» **Problem statement**:
From the data that follows, copy every line holding the string "color".

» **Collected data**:

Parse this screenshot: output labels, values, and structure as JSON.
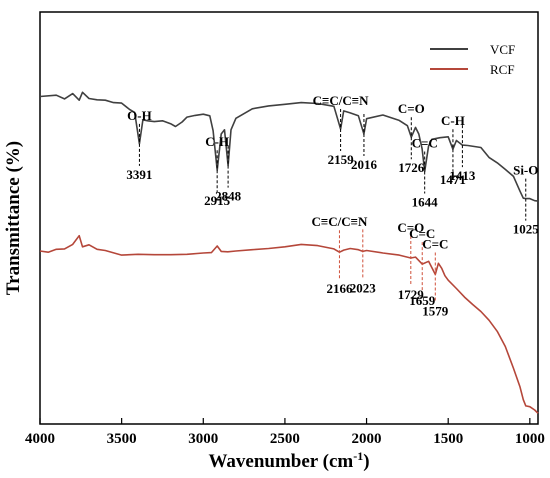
{
  "chart_data": {
    "type": "line",
    "xlabel": "Wavenumber (cm",
    "xlabel_sup": "-1",
    "xlabel_close": ")",
    "ylabel": "Transmittance (%)",
    "xlim": [
      4000,
      950
    ],
    "x_reversed": true,
    "ylim": [
      0,
      100
    ],
    "y_ticks_shown": false,
    "grid": false,
    "x_ticks": [
      {
        "value": 4000,
        "label": "4000"
      },
      {
        "value": 3500,
        "label": "3500"
      },
      {
        "value": 3000,
        "label": "3000"
      },
      {
        "value": 2500,
        "label": "2500"
      },
      {
        "value": 2000,
        "label": "2000"
      },
      {
        "value": 1500,
        "label": "1500"
      },
      {
        "value": 1000,
        "label": "1000"
      }
    ],
    "legend": {
      "position": "top-right",
      "entries": [
        {
          "name": "VCF",
          "color": "#404040"
        },
        {
          "name": "RCF",
          "color": "#b5473a"
        }
      ]
    },
    "series": [
      {
        "name": "VCF",
        "color": "#404040",
        "points": [
          [
            4000,
            79.5
          ],
          [
            3900,
            79.8
          ],
          [
            3850,
            78.9
          ],
          [
            3800,
            80.2
          ],
          [
            3760,
            78.6
          ],
          [
            3740,
            80.5
          ],
          [
            3700,
            79.0
          ],
          [
            3650,
            78.7
          ],
          [
            3600,
            78.6
          ],
          [
            3550,
            78.0
          ],
          [
            3500,
            77.9
          ],
          [
            3450,
            76.3
          ],
          [
            3420,
            75.6
          ],
          [
            3391,
            68.0
          ],
          [
            3370,
            73.8
          ],
          [
            3340,
            73.6
          ],
          [
            3300,
            73.4
          ],
          [
            3250,
            73.6
          ],
          [
            3200,
            72.9
          ],
          [
            3170,
            72.2
          ],
          [
            3130,
            73.3
          ],
          [
            3100,
            74.5
          ],
          [
            3050,
            74.9
          ],
          [
            3000,
            75.2
          ],
          [
            2960,
            74.8
          ],
          [
            2940,
            71.2
          ],
          [
            2915,
            61.6
          ],
          [
            2890,
            70.4
          ],
          [
            2870,
            71.4
          ],
          [
            2848,
            62.7
          ],
          [
            2830,
            71.4
          ],
          [
            2800,
            74.2
          ],
          [
            2700,
            76.5
          ],
          [
            2600,
            77.2
          ],
          [
            2500,
            77.6
          ],
          [
            2400,
            78.0
          ],
          [
            2300,
            77.8
          ],
          [
            2200,
            77.1
          ],
          [
            2159,
            71.6
          ],
          [
            2140,
            76.0
          ],
          [
            2100,
            75.5
          ],
          [
            2050,
            74.8
          ],
          [
            2016,
            70.4
          ],
          [
            2000,
            74.1
          ],
          [
            1900,
            75.0
          ],
          [
            1800,
            73.7
          ],
          [
            1750,
            72.4
          ],
          [
            1726,
            69.6
          ],
          [
            1700,
            72.0
          ],
          [
            1680,
            70.4
          ],
          [
            1660,
            66.8
          ],
          [
            1644,
            61.3
          ],
          [
            1620,
            67.5
          ],
          [
            1600,
            69.1
          ],
          [
            1550,
            69.5
          ],
          [
            1500,
            69.7
          ],
          [
            1471,
            66.7
          ],
          [
            1450,
            68.8
          ],
          [
            1413,
            67.7
          ],
          [
            1380,
            67.6
          ],
          [
            1300,
            67.1
          ],
          [
            1250,
            64.7
          ],
          [
            1200,
            63.4
          ],
          [
            1150,
            61.8
          ],
          [
            1100,
            60.1
          ],
          [
            1060,
            56.5
          ],
          [
            1040,
            54.8
          ],
          [
            1025,
            54.7
          ],
          [
            1000,
            54.7
          ],
          [
            970,
            54.2
          ],
          [
            950,
            54.1
          ]
        ]
      },
      {
        "name": "RCF",
        "color": "#b5473a",
        "points": [
          [
            4000,
            42.0
          ],
          [
            3950,
            41.7
          ],
          [
            3900,
            42.4
          ],
          [
            3850,
            42.5
          ],
          [
            3800,
            43.6
          ],
          [
            3760,
            45.7
          ],
          [
            3740,
            43.0
          ],
          [
            3700,
            43.5
          ],
          [
            3650,
            42.4
          ],
          [
            3600,
            42.1
          ],
          [
            3500,
            41.0
          ],
          [
            3400,
            41.2
          ],
          [
            3300,
            41.1
          ],
          [
            3200,
            41.1
          ],
          [
            3100,
            41.2
          ],
          [
            3000,
            41.5
          ],
          [
            2950,
            41.6
          ],
          [
            2915,
            43.2
          ],
          [
            2890,
            41.9
          ],
          [
            2850,
            41.8
          ],
          [
            2800,
            42.0
          ],
          [
            2700,
            42.3
          ],
          [
            2600,
            42.6
          ],
          [
            2500,
            43.0
          ],
          [
            2400,
            43.6
          ],
          [
            2300,
            43.3
          ],
          [
            2200,
            42.5
          ],
          [
            2166,
            41.7
          ],
          [
            2140,
            42.2
          ],
          [
            2100,
            42.6
          ],
          [
            2050,
            42.3
          ],
          [
            2023,
            41.9
          ],
          [
            2000,
            42.1
          ],
          [
            1900,
            41.5
          ],
          [
            1800,
            41.0
          ],
          [
            1729,
            40.3
          ],
          [
            1700,
            40.5
          ],
          [
            1659,
            38.8
          ],
          [
            1620,
            39.5
          ],
          [
            1579,
            36.3
          ],
          [
            1560,
            39.0
          ],
          [
            1540,
            37.8
          ],
          [
            1520,
            36.0
          ],
          [
            1500,
            34.9
          ],
          [
            1450,
            32.9
          ],
          [
            1400,
            30.8
          ],
          [
            1350,
            29.0
          ],
          [
            1300,
            27.3
          ],
          [
            1250,
            25.2
          ],
          [
            1200,
            22.5
          ],
          [
            1150,
            18.8
          ],
          [
            1100,
            13.5
          ],
          [
            1060,
            9.0
          ],
          [
            1040,
            5.9
          ],
          [
            1025,
            4.4
          ],
          [
            1000,
            4.2
          ],
          [
            970,
            3.4
          ],
          [
            950,
            2.6
          ]
        ]
      }
    ],
    "annotations": [
      {
        "group": "VCF",
        "label": "O-H",
        "label_side": "above",
        "x": 3391,
        "number": "3391"
      },
      {
        "group": "VCF",
        "label": "C-H",
        "label_side": "above",
        "x": 2915,
        "number": "2915"
      },
      {
        "group": "VCF",
        "label": "",
        "label_side": "",
        "x": 2848,
        "number": "2848"
      },
      {
        "group": "VCF",
        "label": "C≡C/C≡N",
        "label_side": "above",
        "x": 2159,
        "number": "2159"
      },
      {
        "group": "VCF",
        "label": "",
        "label_side": "",
        "x": 2016,
        "number": "2016"
      },
      {
        "group": "VCF",
        "label": "C=O",
        "label_side": "above",
        "x": 1726,
        "number": "1726"
      },
      {
        "group": "VCF",
        "label": "C=C",
        "label_side": "above",
        "x": 1644,
        "number": "1644"
      },
      {
        "group": "VCF",
        "label": "C-H",
        "label_side": "above",
        "x": 1471,
        "number": "1471"
      },
      {
        "group": "VCF",
        "label": "",
        "label_side": "",
        "x": 1413,
        "number": "1413"
      },
      {
        "group": "VCF",
        "label": "Si-O",
        "label_side": "above",
        "x": 1025,
        "number": "1025"
      },
      {
        "group": "RCF",
        "label": "C≡C/C≡N",
        "label_side": "above",
        "x": 2166,
        "number": "2166"
      },
      {
        "group": "RCF",
        "label": "",
        "label_side": "",
        "x": 2023,
        "number": "2023"
      },
      {
        "group": "RCF",
        "label": "C=O",
        "label_side": "above",
        "x": 1729,
        "number": "1729"
      },
      {
        "group": "RCF",
        "label": "C=C",
        "label_side": "above",
        "x": 1659,
        "number": "1659"
      },
      {
        "group": "RCF",
        "label": "C=C",
        "label_side": "above",
        "x": 1579,
        "number": "1579"
      }
    ]
  }
}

» **Exercise answer**:
          "color": "#404040"
          "color": "#b5473a"
        "color": "#404040",
        "color": "#b5473a",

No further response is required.